Arrange the items from the very first line through the line containing "- Point: [153, 536, 176, 550]", including both ends, as a numbered list, and leave out any blank lines.

====== RECORD EXTRACTS ======

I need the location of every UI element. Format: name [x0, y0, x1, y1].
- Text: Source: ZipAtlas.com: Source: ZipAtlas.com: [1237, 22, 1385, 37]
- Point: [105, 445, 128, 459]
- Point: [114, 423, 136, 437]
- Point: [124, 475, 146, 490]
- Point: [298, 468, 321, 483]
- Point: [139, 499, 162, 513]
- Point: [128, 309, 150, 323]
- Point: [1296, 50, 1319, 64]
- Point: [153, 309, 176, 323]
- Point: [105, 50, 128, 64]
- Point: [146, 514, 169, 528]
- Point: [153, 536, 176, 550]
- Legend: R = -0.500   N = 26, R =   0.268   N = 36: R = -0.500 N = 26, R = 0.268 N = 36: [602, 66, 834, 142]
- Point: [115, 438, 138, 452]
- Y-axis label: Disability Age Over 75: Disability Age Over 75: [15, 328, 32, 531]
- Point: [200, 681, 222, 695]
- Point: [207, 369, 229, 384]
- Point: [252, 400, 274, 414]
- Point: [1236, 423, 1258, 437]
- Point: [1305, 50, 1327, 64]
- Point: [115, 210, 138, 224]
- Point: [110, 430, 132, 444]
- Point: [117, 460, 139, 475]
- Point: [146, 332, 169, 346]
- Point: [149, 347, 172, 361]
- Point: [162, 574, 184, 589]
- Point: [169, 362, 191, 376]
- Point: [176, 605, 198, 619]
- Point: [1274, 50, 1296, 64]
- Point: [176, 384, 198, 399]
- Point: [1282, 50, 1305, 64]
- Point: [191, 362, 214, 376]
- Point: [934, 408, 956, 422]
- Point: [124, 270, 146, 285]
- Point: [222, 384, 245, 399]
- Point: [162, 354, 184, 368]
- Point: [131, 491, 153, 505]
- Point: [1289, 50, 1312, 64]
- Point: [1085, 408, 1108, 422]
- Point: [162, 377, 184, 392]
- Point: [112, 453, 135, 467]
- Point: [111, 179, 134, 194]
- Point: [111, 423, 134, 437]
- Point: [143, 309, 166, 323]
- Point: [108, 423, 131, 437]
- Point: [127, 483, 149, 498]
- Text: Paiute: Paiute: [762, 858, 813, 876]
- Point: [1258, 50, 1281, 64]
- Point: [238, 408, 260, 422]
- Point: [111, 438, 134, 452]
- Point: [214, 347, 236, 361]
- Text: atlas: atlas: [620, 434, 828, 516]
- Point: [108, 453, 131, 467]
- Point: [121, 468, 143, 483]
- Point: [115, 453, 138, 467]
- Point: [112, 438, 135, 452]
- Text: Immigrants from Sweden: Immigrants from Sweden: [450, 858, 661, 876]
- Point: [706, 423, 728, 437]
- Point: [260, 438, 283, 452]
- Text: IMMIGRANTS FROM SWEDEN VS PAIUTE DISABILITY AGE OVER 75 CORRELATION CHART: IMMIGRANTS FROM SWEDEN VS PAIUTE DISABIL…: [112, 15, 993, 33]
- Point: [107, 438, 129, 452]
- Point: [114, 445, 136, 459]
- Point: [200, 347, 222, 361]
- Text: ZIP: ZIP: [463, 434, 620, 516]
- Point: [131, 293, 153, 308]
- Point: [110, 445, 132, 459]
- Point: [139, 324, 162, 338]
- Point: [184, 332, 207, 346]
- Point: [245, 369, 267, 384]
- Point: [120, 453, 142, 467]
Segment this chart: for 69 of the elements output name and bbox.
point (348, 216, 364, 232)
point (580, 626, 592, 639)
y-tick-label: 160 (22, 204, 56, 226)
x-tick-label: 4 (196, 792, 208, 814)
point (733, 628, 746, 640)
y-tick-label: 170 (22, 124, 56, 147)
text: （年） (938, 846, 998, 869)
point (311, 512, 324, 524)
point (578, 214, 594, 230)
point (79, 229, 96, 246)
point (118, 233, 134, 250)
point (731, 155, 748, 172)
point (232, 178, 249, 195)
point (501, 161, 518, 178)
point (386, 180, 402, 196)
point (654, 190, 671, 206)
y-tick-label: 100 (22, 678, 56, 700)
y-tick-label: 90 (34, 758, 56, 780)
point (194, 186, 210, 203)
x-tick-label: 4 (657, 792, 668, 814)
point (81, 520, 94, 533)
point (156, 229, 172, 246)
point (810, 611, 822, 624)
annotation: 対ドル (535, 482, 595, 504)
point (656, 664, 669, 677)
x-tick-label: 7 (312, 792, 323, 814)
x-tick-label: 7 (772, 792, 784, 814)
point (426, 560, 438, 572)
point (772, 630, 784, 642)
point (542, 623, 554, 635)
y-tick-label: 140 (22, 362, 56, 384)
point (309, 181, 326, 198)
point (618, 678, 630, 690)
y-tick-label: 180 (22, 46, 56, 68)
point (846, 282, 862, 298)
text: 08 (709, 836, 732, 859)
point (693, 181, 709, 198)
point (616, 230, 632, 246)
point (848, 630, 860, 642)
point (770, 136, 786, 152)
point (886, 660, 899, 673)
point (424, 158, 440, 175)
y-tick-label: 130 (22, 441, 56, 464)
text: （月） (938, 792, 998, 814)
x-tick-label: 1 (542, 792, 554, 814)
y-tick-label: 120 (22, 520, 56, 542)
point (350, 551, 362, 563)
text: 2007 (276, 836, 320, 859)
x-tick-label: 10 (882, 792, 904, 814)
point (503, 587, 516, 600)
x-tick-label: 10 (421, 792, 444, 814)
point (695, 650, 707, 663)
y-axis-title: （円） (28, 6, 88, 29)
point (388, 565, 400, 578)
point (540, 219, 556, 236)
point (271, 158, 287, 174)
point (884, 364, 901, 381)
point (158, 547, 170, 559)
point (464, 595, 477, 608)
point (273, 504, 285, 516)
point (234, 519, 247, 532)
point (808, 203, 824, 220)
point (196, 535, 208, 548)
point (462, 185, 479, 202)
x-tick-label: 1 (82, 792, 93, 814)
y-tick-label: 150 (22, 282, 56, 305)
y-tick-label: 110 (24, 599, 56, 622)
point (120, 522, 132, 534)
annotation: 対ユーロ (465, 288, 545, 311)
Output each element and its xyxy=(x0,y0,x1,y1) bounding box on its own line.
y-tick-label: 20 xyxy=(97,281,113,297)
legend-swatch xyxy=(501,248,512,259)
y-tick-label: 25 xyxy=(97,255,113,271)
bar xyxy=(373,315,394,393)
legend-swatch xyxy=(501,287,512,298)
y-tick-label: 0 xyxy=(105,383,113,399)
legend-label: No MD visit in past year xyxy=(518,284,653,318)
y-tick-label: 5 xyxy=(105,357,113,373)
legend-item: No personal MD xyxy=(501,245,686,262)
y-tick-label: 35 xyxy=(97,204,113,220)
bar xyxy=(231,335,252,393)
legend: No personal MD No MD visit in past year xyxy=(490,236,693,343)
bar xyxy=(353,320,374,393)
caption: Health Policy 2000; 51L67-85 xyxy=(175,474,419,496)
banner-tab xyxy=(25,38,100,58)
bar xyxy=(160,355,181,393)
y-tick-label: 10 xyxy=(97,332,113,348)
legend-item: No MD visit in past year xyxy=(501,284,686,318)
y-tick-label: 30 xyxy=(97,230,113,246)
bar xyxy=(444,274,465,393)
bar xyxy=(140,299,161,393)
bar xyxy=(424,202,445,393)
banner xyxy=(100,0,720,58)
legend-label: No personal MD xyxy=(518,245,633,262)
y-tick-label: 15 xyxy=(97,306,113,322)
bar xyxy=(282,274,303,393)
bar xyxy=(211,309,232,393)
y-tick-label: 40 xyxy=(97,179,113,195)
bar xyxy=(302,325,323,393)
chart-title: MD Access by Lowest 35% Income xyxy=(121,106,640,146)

======

#### CORRECT OUTPUT
1. I need the location of every UI element. Format: name [x0, y0, x1, y1].
2. - Text: Source: ZipAtlas.com: Source: ZipAtlas.com: [1237, 22, 1385, 37]
3. - Point: [105, 445, 128, 459]
4. - Point: [114, 423, 136, 437]
5. - Point: [124, 475, 146, 490]
6. - Point: [298, 468, 321, 483]
7. - Point: [139, 499, 162, 513]
8. - Point: [128, 309, 150, 323]
9. - Point: [1296, 50, 1319, 64]
10. - Point: [153, 309, 176, 323]
11. - Point: [105, 50, 128, 64]
12. - Point: [146, 514, 169, 528]
13. - Point: [153, 536, 176, 550]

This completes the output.